**What the task asks**
Go through the entries below and collect each line with the string "Precio" in it.

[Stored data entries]
- - - -
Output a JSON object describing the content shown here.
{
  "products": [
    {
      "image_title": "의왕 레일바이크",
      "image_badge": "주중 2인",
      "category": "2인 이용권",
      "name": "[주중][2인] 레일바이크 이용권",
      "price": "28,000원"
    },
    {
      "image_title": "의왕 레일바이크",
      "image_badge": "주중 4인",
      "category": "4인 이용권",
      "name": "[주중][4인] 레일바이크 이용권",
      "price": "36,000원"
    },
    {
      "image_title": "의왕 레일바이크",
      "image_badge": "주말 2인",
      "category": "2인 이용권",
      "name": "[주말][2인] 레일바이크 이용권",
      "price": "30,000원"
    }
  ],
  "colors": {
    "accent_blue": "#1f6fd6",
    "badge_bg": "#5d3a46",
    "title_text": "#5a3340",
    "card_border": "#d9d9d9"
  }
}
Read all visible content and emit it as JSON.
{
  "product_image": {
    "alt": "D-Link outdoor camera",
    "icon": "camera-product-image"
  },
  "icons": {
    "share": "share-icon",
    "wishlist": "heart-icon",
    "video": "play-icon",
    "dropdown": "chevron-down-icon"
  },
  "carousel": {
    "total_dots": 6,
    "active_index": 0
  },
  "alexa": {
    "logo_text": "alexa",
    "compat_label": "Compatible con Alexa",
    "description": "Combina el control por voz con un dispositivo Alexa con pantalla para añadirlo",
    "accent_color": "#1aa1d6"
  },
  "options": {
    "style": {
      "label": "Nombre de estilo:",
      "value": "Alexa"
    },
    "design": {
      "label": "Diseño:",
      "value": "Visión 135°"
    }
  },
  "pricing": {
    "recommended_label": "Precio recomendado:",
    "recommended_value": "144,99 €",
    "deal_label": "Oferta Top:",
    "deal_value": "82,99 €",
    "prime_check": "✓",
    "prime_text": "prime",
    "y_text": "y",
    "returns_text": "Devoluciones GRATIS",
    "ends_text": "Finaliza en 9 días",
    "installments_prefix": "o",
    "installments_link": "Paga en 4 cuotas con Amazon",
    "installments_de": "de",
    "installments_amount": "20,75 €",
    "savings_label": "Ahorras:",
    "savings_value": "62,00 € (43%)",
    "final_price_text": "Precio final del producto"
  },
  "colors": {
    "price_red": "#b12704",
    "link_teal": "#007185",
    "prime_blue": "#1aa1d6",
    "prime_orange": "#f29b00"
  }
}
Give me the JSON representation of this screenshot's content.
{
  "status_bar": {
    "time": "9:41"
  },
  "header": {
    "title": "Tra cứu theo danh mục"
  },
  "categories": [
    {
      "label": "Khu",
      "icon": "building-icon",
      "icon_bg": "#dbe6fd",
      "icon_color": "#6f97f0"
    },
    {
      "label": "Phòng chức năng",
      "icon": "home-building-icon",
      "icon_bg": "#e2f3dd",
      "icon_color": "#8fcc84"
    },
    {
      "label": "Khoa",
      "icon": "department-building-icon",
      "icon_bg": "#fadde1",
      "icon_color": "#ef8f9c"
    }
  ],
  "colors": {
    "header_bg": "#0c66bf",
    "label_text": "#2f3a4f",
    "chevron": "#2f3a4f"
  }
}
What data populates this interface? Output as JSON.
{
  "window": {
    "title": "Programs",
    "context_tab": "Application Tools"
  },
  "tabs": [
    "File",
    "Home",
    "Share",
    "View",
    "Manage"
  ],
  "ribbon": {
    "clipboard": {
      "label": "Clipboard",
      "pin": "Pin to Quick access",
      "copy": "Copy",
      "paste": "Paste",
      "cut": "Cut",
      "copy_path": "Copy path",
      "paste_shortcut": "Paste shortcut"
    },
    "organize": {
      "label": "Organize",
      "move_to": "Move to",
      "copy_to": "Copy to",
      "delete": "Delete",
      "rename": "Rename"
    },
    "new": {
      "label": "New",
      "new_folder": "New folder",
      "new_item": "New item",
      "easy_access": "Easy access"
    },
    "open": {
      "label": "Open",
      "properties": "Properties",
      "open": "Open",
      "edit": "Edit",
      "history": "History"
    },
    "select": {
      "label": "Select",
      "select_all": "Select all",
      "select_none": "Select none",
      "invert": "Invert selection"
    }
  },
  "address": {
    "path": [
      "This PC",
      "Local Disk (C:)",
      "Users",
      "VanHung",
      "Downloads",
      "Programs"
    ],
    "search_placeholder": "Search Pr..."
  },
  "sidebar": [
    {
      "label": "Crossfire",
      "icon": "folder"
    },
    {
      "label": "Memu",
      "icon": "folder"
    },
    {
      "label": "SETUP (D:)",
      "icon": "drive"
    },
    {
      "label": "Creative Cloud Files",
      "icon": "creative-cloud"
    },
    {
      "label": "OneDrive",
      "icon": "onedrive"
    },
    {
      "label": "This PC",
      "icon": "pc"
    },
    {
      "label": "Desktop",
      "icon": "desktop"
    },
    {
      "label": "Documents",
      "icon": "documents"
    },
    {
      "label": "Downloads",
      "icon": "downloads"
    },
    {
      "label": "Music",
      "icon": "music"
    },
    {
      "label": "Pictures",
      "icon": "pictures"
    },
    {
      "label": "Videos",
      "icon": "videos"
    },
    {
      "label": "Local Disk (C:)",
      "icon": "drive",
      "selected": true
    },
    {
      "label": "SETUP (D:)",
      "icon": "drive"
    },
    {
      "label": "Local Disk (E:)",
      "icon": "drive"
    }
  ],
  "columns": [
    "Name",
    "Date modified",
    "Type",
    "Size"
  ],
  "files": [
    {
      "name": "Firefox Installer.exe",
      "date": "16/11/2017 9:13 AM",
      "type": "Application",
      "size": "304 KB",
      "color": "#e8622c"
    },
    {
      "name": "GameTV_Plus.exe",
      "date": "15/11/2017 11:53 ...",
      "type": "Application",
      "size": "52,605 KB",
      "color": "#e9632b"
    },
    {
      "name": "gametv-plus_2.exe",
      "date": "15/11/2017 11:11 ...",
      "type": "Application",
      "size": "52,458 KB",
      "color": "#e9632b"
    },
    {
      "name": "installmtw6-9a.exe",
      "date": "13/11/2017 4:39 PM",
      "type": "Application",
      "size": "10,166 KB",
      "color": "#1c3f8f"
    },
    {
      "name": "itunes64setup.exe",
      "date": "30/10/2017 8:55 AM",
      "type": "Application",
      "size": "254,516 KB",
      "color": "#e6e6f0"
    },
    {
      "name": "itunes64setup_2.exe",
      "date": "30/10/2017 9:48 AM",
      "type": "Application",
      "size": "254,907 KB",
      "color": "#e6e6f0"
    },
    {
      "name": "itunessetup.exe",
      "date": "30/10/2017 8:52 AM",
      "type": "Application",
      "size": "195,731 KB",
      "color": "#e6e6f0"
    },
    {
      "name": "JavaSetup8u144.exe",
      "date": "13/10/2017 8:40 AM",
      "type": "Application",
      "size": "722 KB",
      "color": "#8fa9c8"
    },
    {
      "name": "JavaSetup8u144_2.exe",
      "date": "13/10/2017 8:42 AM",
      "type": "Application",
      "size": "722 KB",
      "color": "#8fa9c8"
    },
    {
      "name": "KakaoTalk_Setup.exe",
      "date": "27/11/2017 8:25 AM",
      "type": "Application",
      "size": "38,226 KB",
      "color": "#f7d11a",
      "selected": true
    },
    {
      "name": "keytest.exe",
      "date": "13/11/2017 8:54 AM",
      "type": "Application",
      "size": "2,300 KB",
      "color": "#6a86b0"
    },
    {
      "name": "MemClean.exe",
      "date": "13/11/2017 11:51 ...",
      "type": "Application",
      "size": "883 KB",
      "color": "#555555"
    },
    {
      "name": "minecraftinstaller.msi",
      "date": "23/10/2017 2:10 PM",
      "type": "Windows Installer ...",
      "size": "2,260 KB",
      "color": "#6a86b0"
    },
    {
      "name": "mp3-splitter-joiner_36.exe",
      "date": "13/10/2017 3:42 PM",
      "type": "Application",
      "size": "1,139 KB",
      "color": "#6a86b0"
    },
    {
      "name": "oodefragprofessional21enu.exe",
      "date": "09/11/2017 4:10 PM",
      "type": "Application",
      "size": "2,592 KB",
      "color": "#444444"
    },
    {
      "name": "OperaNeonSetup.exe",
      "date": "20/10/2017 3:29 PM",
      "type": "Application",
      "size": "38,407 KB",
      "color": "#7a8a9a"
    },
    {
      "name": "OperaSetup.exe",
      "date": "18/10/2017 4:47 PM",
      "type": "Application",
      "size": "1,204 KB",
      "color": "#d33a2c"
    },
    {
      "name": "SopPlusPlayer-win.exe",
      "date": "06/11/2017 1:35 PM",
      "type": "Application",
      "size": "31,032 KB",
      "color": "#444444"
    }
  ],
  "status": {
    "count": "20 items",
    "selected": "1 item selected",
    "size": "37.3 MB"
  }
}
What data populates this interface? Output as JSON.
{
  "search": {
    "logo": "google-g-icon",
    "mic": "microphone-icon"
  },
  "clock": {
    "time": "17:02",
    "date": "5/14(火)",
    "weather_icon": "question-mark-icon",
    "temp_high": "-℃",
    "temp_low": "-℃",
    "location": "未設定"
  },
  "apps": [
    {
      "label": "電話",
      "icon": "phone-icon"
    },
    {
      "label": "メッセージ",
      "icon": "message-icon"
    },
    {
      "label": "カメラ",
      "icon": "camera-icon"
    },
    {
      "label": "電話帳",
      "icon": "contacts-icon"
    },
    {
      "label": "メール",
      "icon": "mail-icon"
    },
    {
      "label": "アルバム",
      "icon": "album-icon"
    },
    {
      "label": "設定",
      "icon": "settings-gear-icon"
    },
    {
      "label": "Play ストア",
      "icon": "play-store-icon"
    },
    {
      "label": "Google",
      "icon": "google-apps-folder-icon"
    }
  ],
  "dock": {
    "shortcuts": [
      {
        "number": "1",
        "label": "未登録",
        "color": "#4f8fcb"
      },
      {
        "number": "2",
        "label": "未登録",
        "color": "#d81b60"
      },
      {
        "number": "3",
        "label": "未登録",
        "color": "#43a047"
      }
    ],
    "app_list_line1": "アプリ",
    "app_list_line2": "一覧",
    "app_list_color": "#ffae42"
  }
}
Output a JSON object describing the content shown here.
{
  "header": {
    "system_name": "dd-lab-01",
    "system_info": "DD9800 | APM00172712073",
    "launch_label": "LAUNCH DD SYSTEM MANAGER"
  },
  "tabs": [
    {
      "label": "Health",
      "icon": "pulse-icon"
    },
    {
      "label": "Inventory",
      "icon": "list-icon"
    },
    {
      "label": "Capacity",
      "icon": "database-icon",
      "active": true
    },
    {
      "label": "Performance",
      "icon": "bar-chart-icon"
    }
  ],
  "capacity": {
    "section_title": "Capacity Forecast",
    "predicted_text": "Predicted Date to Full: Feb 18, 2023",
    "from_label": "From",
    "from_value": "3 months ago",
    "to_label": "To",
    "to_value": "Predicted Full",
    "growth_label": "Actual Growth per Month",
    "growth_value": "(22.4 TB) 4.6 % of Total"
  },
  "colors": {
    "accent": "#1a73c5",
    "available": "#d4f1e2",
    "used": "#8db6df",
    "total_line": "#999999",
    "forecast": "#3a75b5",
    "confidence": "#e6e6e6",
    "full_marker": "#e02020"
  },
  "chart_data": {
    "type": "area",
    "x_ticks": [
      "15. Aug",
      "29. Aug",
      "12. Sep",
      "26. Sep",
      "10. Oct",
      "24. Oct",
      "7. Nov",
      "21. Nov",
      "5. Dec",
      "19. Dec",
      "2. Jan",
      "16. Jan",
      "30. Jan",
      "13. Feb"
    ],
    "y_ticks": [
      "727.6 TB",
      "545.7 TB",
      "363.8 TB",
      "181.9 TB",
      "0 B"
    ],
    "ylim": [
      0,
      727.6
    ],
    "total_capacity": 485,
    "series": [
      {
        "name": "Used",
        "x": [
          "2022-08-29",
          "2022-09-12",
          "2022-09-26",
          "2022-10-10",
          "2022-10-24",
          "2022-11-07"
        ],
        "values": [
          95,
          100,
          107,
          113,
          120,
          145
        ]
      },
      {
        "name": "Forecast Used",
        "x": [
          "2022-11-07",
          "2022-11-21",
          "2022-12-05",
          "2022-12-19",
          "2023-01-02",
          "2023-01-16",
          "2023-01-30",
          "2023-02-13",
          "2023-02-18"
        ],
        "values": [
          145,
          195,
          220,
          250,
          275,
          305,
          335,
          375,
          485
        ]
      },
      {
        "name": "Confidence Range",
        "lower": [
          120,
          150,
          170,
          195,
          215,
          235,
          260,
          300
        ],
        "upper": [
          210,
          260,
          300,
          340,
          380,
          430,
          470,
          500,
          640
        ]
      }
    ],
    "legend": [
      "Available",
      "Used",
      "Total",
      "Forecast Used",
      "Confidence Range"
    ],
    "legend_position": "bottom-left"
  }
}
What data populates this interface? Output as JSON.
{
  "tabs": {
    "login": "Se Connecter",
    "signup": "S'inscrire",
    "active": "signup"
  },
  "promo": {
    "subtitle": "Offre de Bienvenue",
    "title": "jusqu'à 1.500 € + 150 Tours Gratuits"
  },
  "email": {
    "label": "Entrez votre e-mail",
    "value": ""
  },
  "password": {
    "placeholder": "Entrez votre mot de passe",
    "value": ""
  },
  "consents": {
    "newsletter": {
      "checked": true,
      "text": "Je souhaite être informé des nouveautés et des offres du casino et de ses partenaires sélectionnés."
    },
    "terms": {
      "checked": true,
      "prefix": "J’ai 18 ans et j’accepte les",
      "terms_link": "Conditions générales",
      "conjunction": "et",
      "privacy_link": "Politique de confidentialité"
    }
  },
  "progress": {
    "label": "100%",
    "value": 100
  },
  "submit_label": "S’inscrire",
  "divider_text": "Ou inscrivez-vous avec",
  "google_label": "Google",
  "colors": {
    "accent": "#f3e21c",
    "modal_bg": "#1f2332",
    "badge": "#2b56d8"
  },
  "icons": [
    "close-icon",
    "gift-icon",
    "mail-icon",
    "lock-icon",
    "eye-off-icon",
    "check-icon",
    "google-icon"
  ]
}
- - - -
**Output below**
    "recommended_label": "Precio recomendado:",
    "final_price_text": "Precio final del producto"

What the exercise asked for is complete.